Task goal ▸ Copy the rows from the line with "397, 355, 428]" up to and including the line with "box-check-icon bbox=[1688, 292, 1731, 337]", changing "feature-label" to "feature-caption" and leaving everything else as it is.

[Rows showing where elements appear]
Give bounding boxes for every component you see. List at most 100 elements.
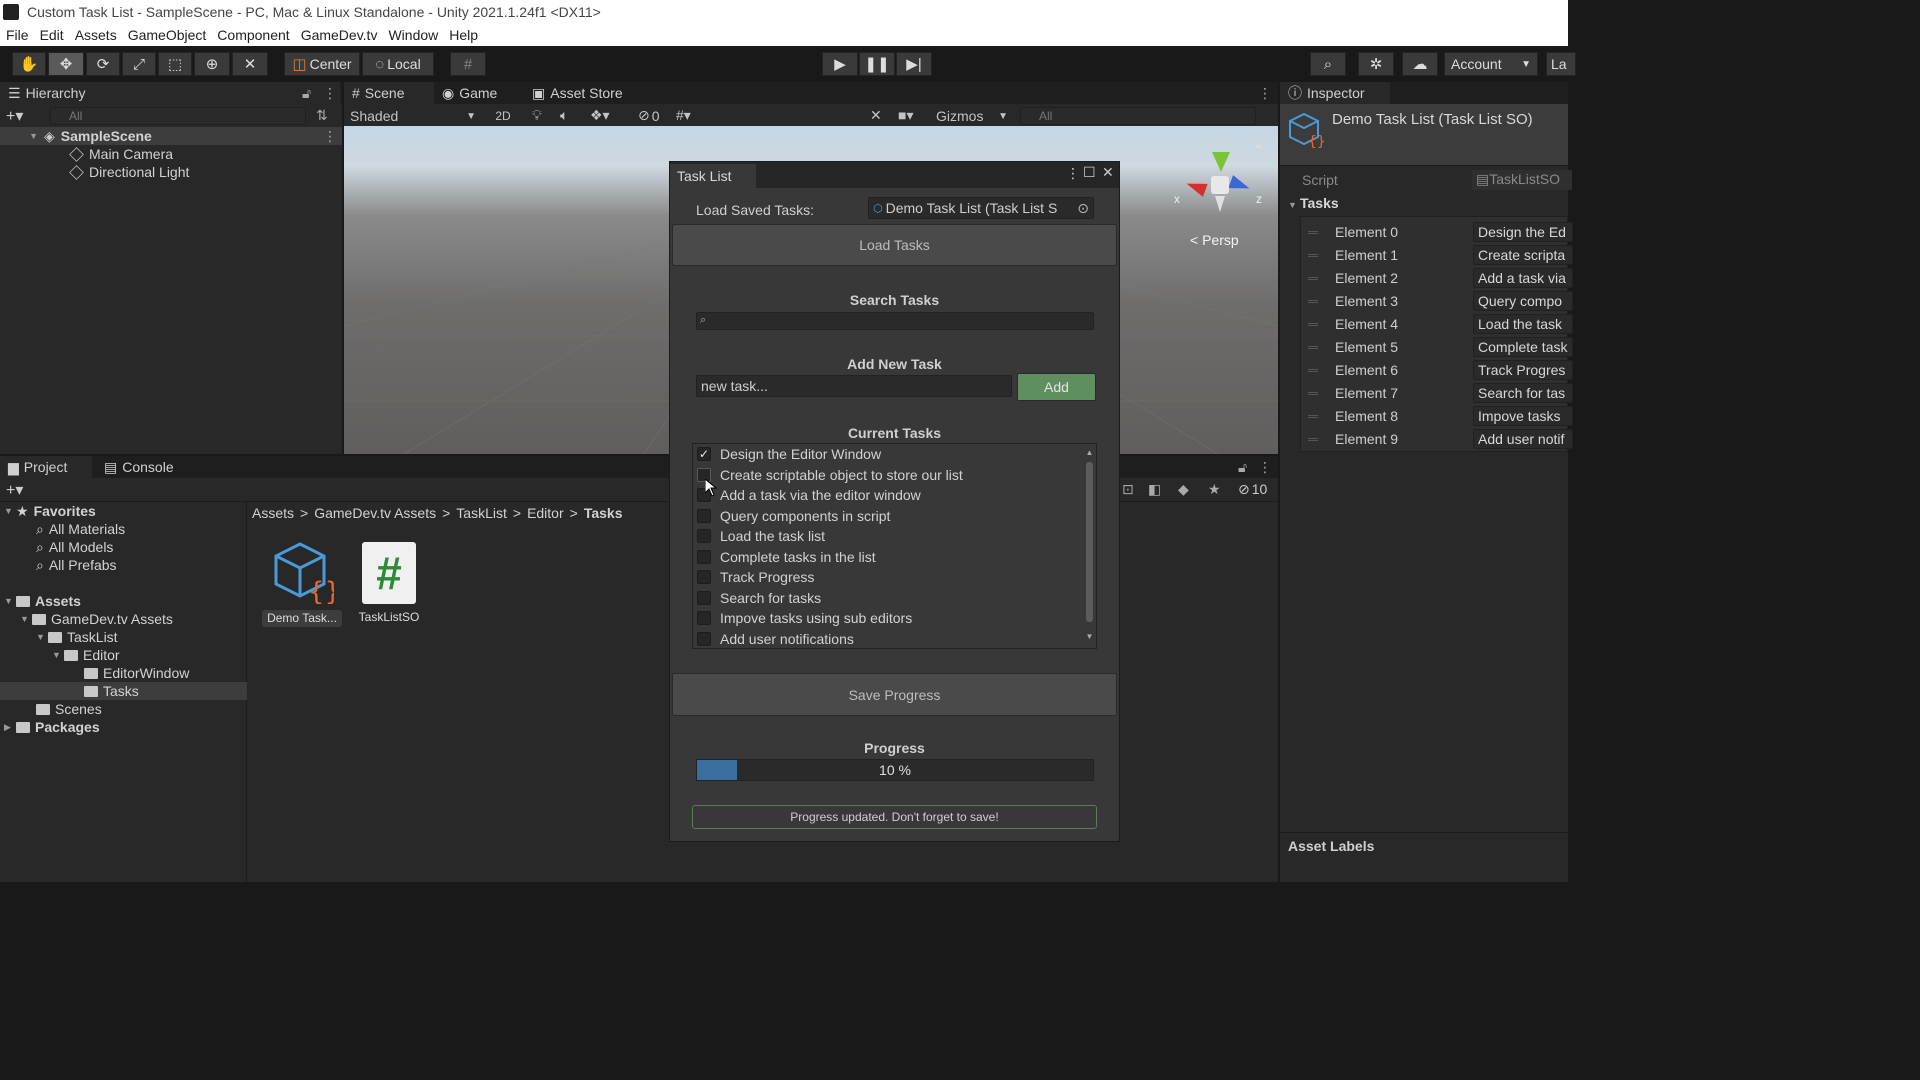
sort-icon[interactable]: ⇅ [316,107,328,124]
filter-icon[interactable]: ◧ [1148,481,1161,498]
x-axis-cone[interactable] [1184,177,1208,197]
account-dropdown[interactable]: Account ▼ [1444,52,1538,76]
kebab-menu-icon[interactable]: ⋮ [1258,459,1272,476]
task-item[interactable]: Track Progress [697,567,814,587]
close-icon[interactable]: ✕ [1102,164,1114,181]
gizmo-center-cube[interactable] [1211,176,1229,194]
breadcrumb-tasklist[interactable]: TaskList [456,505,507,521]
element-field[interactable]: Track Progres [1473,360,1573,380]
load-tasks-button[interactable]: Load Tasks [672,224,1117,266]
2d-toggle[interactable]: 2D [488,106,518,126]
expand-triangle-icon[interactable]: ▼ [20,614,32,624]
tree-editor[interactable]: ▼ Editor [52,646,120,664]
drag-handle-icon[interactable] [1308,323,1318,326]
lock-icon[interactable]: 🔓︎ [1238,459,1247,476]
task-list-object-field[interactable]: ⬡ Demo Task List (Task List S ⊙ [868,197,1094,219]
tab-task-list[interactable]: Task List [670,164,756,188]
add-icon[interactable]: +▾ [6,480,23,500]
element-field[interactable]: Impove tasks [1473,406,1573,426]
task-item[interactable]: Load the task list [697,526,825,546]
menu-gamedevtv[interactable]: GameDev.tv [301,27,378,43]
favorite-all-models[interactable]: ⌕ All Models [36,538,113,556]
gizmo-lock-icon[interactable]: 🔒︎ [1256,140,1261,151]
scroll-down-icon[interactable]: ▼ [1085,632,1094,641]
breadcrumb-tasks[interactable]: Tasks [584,505,623,521]
element-field[interactable]: Search for tas [1473,383,1573,403]
task-checkbox[interactable] [697,570,711,584]
menu-assets[interactable]: Assets [75,27,117,43]
shading-dropdown[interactable]: Shaded ▼ [346,106,480,126]
task-item[interactable]: Add user notifications [697,629,854,649]
y-axis-cone[interactable] [1212,152,1230,172]
search-by-type-icon[interactable]: ⊡ [1122,481,1134,498]
layers-dropdown[interactable]: La [1546,52,1576,76]
hand-tool-button[interactable]: ✋ [12,52,46,76]
asset-tasklistso-script[interactable]: # TaskListSO [350,540,430,630]
neg-y-cone[interactable] [1215,196,1225,212]
element-row-3[interactable]: Element 3 Query compo [1300,290,1573,313]
tab-scene[interactable]: # Scene [344,82,434,104]
tab-hierarchy[interactable]: ☰ Hierarchy [0,82,340,104]
play-button[interactable]: ▶ [822,52,858,76]
task-checkbox[interactable] [697,529,711,543]
task-checkbox[interactable] [697,611,711,625]
maximize-icon[interactable]: ☐ [1083,164,1096,181]
element-row-6[interactable]: Element 6 Track Progres [1300,359,1573,382]
move-tool-button[interactable]: ✥ [48,52,84,76]
add-task-button[interactable]: Add [1017,373,1096,401]
menu-file[interactable]: File [6,27,29,43]
element-row-4[interactable]: Element 4 Load the task [1300,313,1573,336]
tab-project[interactable]: ▆ Project [0,456,92,478]
favorites-row[interactable]: ▼ ★ Favorites [4,502,96,520]
task-item[interactable]: Complete tasks in the list [697,547,876,567]
add-icon[interactable]: +▾ [6,106,23,126]
asset-demo-task-list[interactable]: {} Demo Task... [262,540,342,630]
favorite-star-icon[interactable]: ★ [1208,481,1221,498]
tasks-scrollbar[interactable]: ▲ ▼ [1085,448,1094,644]
breadcrumb-editor[interactable]: Editor [527,505,564,521]
tree-tasks[interactable]: Tasks [0,682,247,700]
scene-menu-icon[interactable]: ⋮ [323,128,337,145]
drag-handle-icon[interactable] [1308,254,1318,257]
task-checkbox[interactable] [697,508,711,523]
pivot-center-button[interactable]: ◫ Center [284,52,360,76]
search-tasks-input[interactable] [696,312,1094,330]
drag-handle-icon[interactable] [1308,300,1318,303]
save-progress-button[interactable]: Save Progress [672,673,1117,716]
grid-toggle-icon[interactable]: #▾ [676,107,691,124]
transform-tool-button[interactable]: ⊕ [194,52,230,76]
packages-row[interactable]: ▶ Packages [4,718,100,736]
hierarchy-item-main-camera[interactable]: Main Camera [69,145,173,163]
drag-handle-icon[interactable] [1308,415,1318,418]
lock-icon[interactable]: 🔓︎ [302,85,311,102]
task-item[interactable]: Search for tasks [697,588,821,608]
task-item[interactable]: Add a task via the editor window [697,485,921,505]
search-button[interactable]: ⌕ [1310,52,1346,76]
menu-edit[interactable]: Edit [40,27,64,43]
step-button[interactable]: ▶| [896,52,932,76]
audio-icon[interactable]: 🔈︎ [560,107,568,124]
kebab-menu-icon[interactable]: ⋮ [1258,85,1272,102]
breadcrumb-gamedevtv[interactable]: GameDev.tv Assets [314,505,436,521]
task-checkbox[interactable] [697,549,711,564]
menu-component[interactable]: Component [217,27,289,43]
element-field[interactable]: Create scripta [1473,245,1573,265]
task-item[interactable]: Create scriptable object to store our li… [697,465,963,485]
tab-asset-store[interactable]: ▣ Asset Store [524,82,631,104]
rect-tool-button[interactable]: ⬚ [158,52,192,76]
task-checkbox[interactable] [697,590,711,605]
camera-icon[interactable]: ■▾ [898,107,913,124]
grid-snap-button[interactable]: # [450,52,486,76]
element-field[interactable]: Load the task [1473,314,1573,334]
element-row-8[interactable]: Element 8 Impove tasks [1300,405,1573,428]
drag-handle-icon[interactable] [1308,438,1318,441]
orientation-gizmo[interactable]: x z [1174,146,1264,226]
collapse-triangle-icon[interactable]: ▶ [4,722,16,733]
tree-scenes[interactable]: Scenes [36,700,102,718]
scroll-up-icon[interactable]: ▲ [1085,448,1094,457]
tree-tasklist[interactable]: ▼ TaskList [36,628,118,646]
asset-labels-header[interactable]: Asset Labels [1288,838,1374,854]
task-item[interactable]: ✓ Design the Editor Window [697,444,881,464]
custom-tool-button[interactable]: ✕ [232,52,268,76]
kebab-menu-icon[interactable]: ⋮ [323,85,337,102]
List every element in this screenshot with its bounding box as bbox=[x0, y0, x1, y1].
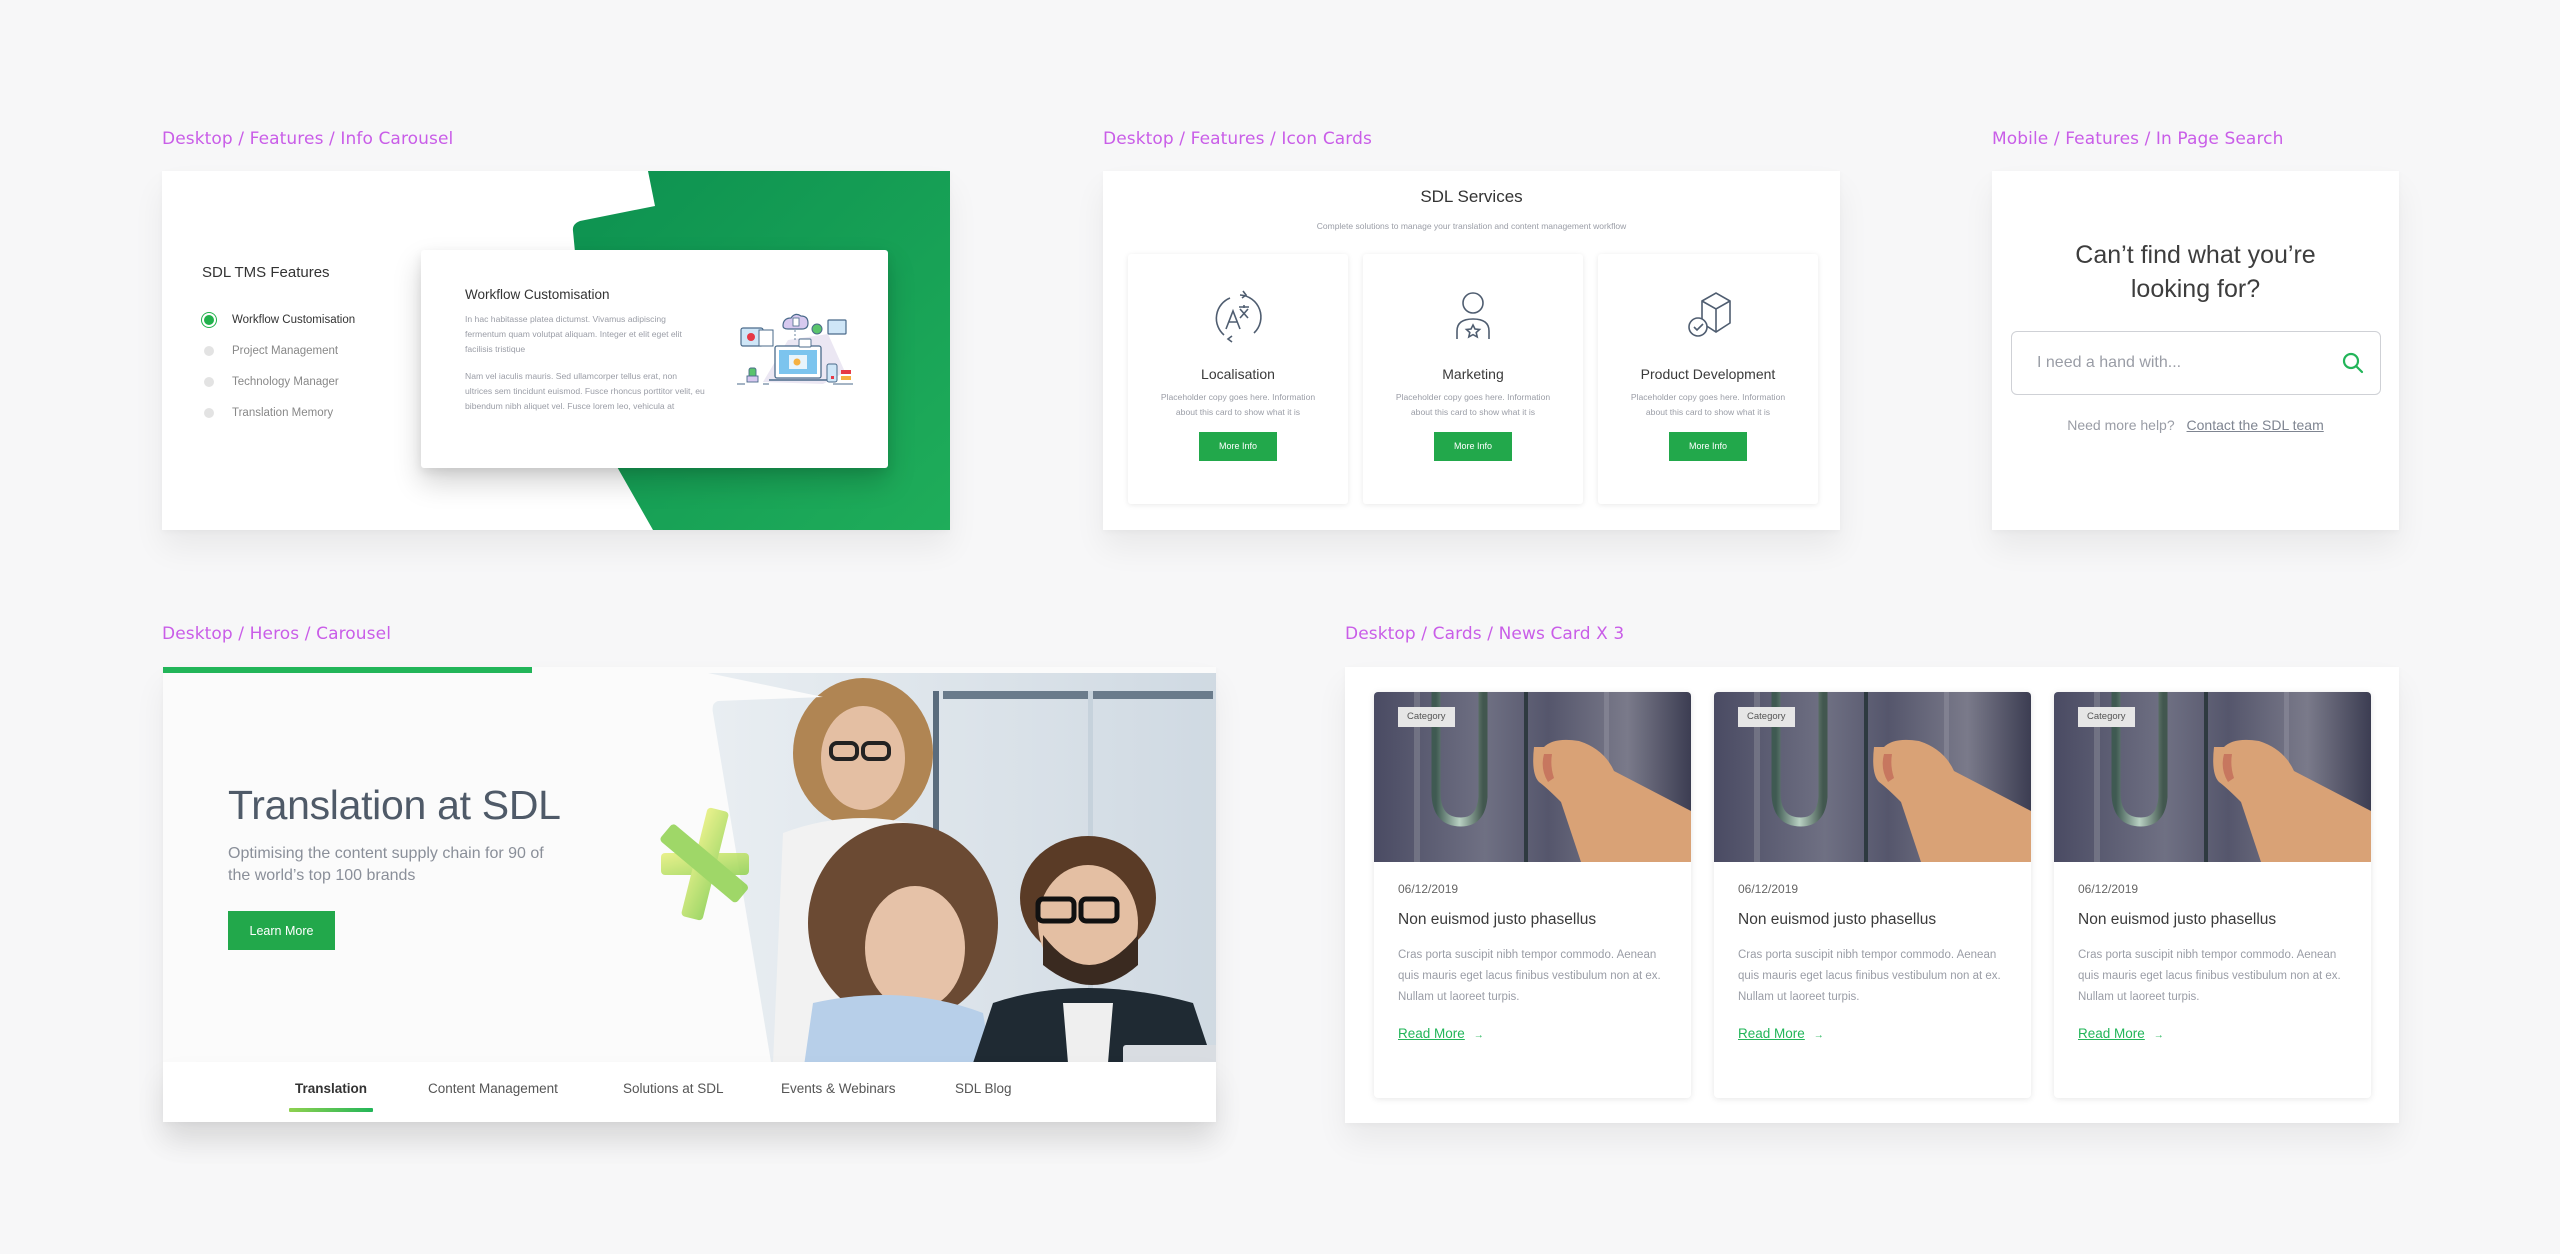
feature-item-translation-memory[interactable]: Translation Memory bbox=[202, 397, 355, 428]
news-title: Non euismod justo phasellus bbox=[1398, 911, 1597, 928]
tab-solutions-at-sdl[interactable]: Solutions at SDL bbox=[623, 1081, 724, 1096]
active-tab-indicator bbox=[289, 1108, 374, 1112]
search-heading: Can’t find what you’re looking for? bbox=[2075, 241, 2316, 303]
tab-sdl-blog[interactable]: SDL Blog bbox=[955, 1081, 1012, 1096]
arrow-right-icon: → bbox=[2153, 1030, 2164, 1041]
feature-label: Project Management bbox=[232, 344, 339, 357]
learn-more-button[interactable]: Learn More bbox=[228, 911, 335, 950]
tab-label: Translation bbox=[295, 1081, 368, 1096]
hero-title: Translation at SDL bbox=[228, 782, 561, 828]
feature-label: Translation Memory bbox=[232, 406, 334, 419]
feature-item-workflow-customisation[interactable]: Workflow Customisation bbox=[202, 304, 355, 335]
news-card[interactable]: Category 06/12/2019 Non euismod justo ph… bbox=[1714, 692, 2031, 1098]
dot-icon bbox=[204, 345, 214, 356]
hero-carousel: Translation at SDL Optimising the conten… bbox=[163, 667, 1216, 1122]
service-card-product-development: Product Development Placeholder copy goe… bbox=[1598, 254, 1818, 504]
service-card-marketing: Marketing Placeholder copy goes here. In… bbox=[1363, 254, 1583, 504]
active-dot-icon bbox=[204, 314, 214, 325]
feature-label: Technology Manager bbox=[232, 375, 339, 388]
card-copy: Placeholder copy goes here. Information … bbox=[1630, 392, 1786, 417]
news-date: 06/12/2019 bbox=[2078, 882, 2139, 896]
box-check-icon bbox=[1688, 292, 1731, 337]
frame-label-in-page-search: Mobile / Features / In Page Search bbox=[1992, 129, 2284, 149]
help-text: Need more help? bbox=[2067, 417, 2175, 433]
category-tag: Category bbox=[1738, 707, 1795, 727]
feature-info-card: Workflow Customisation In hac habitasse … bbox=[421, 250, 888, 468]
category-tag: Category bbox=[1398, 707, 1455, 727]
service-card-localisation: Localisation Placeholder copy goes here.… bbox=[1128, 254, 1348, 504]
dot-icon bbox=[204, 407, 214, 418]
search-box bbox=[2011, 331, 2381, 395]
category-tag: Category bbox=[2078, 707, 2135, 727]
help-row: Need more help? Contact the SDL team bbox=[1992, 417, 2399, 433]
news-copy: Cras porta suscipit nibh tempor commodo.… bbox=[2078, 949, 2341, 1003]
card-copy: Placeholder copy goes here. Information … bbox=[1395, 392, 1551, 417]
card-title: Product Development bbox=[1640, 366, 1776, 382]
search-icon bbox=[2342, 352, 2364, 374]
info-carousel: SDL TMS Features Workflow Customisation … bbox=[162, 171, 950, 530]
frame-label-hero-carousel: Desktop / Heros / Carousel bbox=[162, 624, 392, 644]
card-title: Marketing bbox=[1442, 366, 1504, 382]
more-info-button[interactable]: More Info bbox=[1434, 432, 1512, 461]
hero-slide: Translation at SDL Optimising the conten… bbox=[163, 673, 1216, 1062]
card-copy: Placeholder copy goes here. Information … bbox=[1160, 392, 1316, 417]
workflow-illustration-icon bbox=[737, 313, 853, 385]
tab-translation[interactable]: Translation bbox=[289, 1081, 374, 1112]
translate-icon bbox=[1215, 290, 1262, 343]
contact-link[interactable]: Contact the SDL team bbox=[2187, 417, 2324, 433]
feature-list: Workflow Customisation Project Managemen… bbox=[202, 304, 355, 428]
frame-label-news-cards: Desktop / Cards / News Card X 3 bbox=[1345, 624, 1625, 644]
icon-cards: SDL Services Complete solutions to manag… bbox=[1103, 171, 1840, 530]
news-title: Non euismod justo phasellus bbox=[2078, 911, 2277, 928]
more-info-button[interactable]: More Info bbox=[1199, 432, 1277, 461]
hero-subtitle: Optimising the content supply chain for … bbox=[228, 845, 544, 884]
read-more-link[interactable]: Read More → bbox=[1398, 1026, 1484, 1041]
news-card[interactable]: Category 06/12/2019 Non euismod justo ph… bbox=[1374, 692, 1691, 1098]
dot-icon bbox=[204, 376, 214, 387]
card-title: Localisation bbox=[1201, 366, 1275, 382]
read-more-label: Read More bbox=[1738, 1026, 1805, 1041]
arrow-right-icon: → bbox=[1813, 1030, 1824, 1041]
tab-events-webinars[interactable]: Events & Webinars bbox=[781, 1081, 896, 1096]
read-more-label: Read More bbox=[2078, 1026, 2145, 1041]
frame-label-icon-cards: Desktop / Features / Icon Cards bbox=[1103, 129, 1372, 149]
feature-item-technology-manager[interactable]: Technology Manager bbox=[202, 366, 355, 397]
hero-tab-nav: Translation Content Management Solutions… bbox=[163, 1062, 1216, 1122]
info-card-paragraph: In hac habitasse platea dictumst. Vivamu… bbox=[465, 314, 682, 354]
search-button[interactable] bbox=[2326, 332, 2380, 394]
tab-content-management[interactable]: Content Management bbox=[428, 1081, 558, 1096]
feature-item-project-management[interactable]: Project Management bbox=[202, 335, 355, 366]
news-card[interactable]: Category 06/12/2019 Non euismod justo ph… bbox=[2054, 692, 2371, 1098]
arrow-right-icon: → bbox=[1473, 1030, 1484, 1041]
user-star-icon bbox=[1456, 292, 1490, 339]
read-more-link[interactable]: Read More → bbox=[2078, 1026, 2164, 1041]
read-more-link[interactable]: Read More → bbox=[1738, 1026, 1824, 1041]
services-title: SDL Services bbox=[1420, 187, 1523, 206]
feature-label: Workflow Customisation bbox=[232, 313, 356, 326]
news-title: Non euismod justo phasellus bbox=[1738, 911, 1937, 928]
news-copy: Cras porta suscipit nibh tempor commodo.… bbox=[1398, 949, 1661, 1003]
news-cards: Category 06/12/2019 Non euismod justo ph… bbox=[1345, 667, 2399, 1123]
more-info-button[interactable]: More Info bbox=[1669, 432, 1747, 461]
read-more-label: Read More bbox=[1398, 1026, 1465, 1041]
news-copy: Cras porta suscipit nibh tempor commodo.… bbox=[1738, 949, 2001, 1003]
frame-label-info-carousel: Desktop / Features / Info Carousel bbox=[162, 129, 454, 149]
news-date: 06/12/2019 bbox=[1738, 882, 1799, 896]
info-card-paragraph: Nam vel iaculis mauris. Sed ullamcorper … bbox=[465, 371, 705, 411]
search-input[interactable] bbox=[2012, 354, 2326, 372]
features-title: SDL TMS Features bbox=[202, 264, 330, 281]
in-page-search: Can’t find what you’re looking for? Need… bbox=[1992, 171, 2399, 530]
info-card-title: Workflow Customisation bbox=[465, 287, 610, 302]
services-subtitle: Complete solutions to manage your transl… bbox=[1316, 221, 1627, 231]
news-date: 06/12/2019 bbox=[1398, 882, 1459, 896]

Final result ▸
feature-item-translation-memory[interactable]: Translation Memory bbox=[202, 397, 355, 428]
news-title: Non euismod justo phasellus bbox=[1398, 911, 1597, 928]
tab-solutions-at-sdl[interactable]: Solutions at SDL bbox=[623, 1081, 724, 1096]
active-tab-indicator bbox=[289, 1108, 374, 1112]
search-heading: Can’t find what you’re looking for? bbox=[2075, 241, 2316, 303]
tab-sdl-blog[interactable]: SDL Blog bbox=[955, 1081, 1012, 1096]
arrow-right-icon: → bbox=[2153, 1030, 2164, 1041]
feature-caption: Project Management bbox=[232, 344, 339, 357]
learn-more-button[interactable]: Learn More bbox=[228, 911, 335, 950]
tab-label: Translation bbox=[295, 1081, 368, 1096]
hero-title: Translation at SDL bbox=[228, 782, 561, 828]
feature-caption: Translation Memory bbox=[232, 406, 334, 419]
feature-item-workflow-customisation[interactable]: Workflow Customisation bbox=[202, 304, 355, 335]
news-card[interactable]: Category 06/12/2019 Non euismod justo ph… bbox=[1714, 692, 2031, 1098]
dot-icon bbox=[204, 345, 214, 356]
hero-carousel: Translation at SDL Optimising the conten… bbox=[163, 667, 1216, 1122]
service-card-product-development: Product Development Placeholder copy goe… bbox=[1598, 254, 1818, 504]
service-card-marketing: Marketing Placeholder copy goes here. In… bbox=[1363, 254, 1583, 504]
active-dot-icon bbox=[204, 314, 214, 325]
feature-caption: Technology Manager bbox=[232, 375, 339, 388]
card-copy: Placeholder copy goes here. Information … bbox=[1630, 392, 1786, 417]
news-date: 06/12/2019 bbox=[2078, 882, 2139, 896]
box-check-icon bbox=[1688, 292, 1731, 337]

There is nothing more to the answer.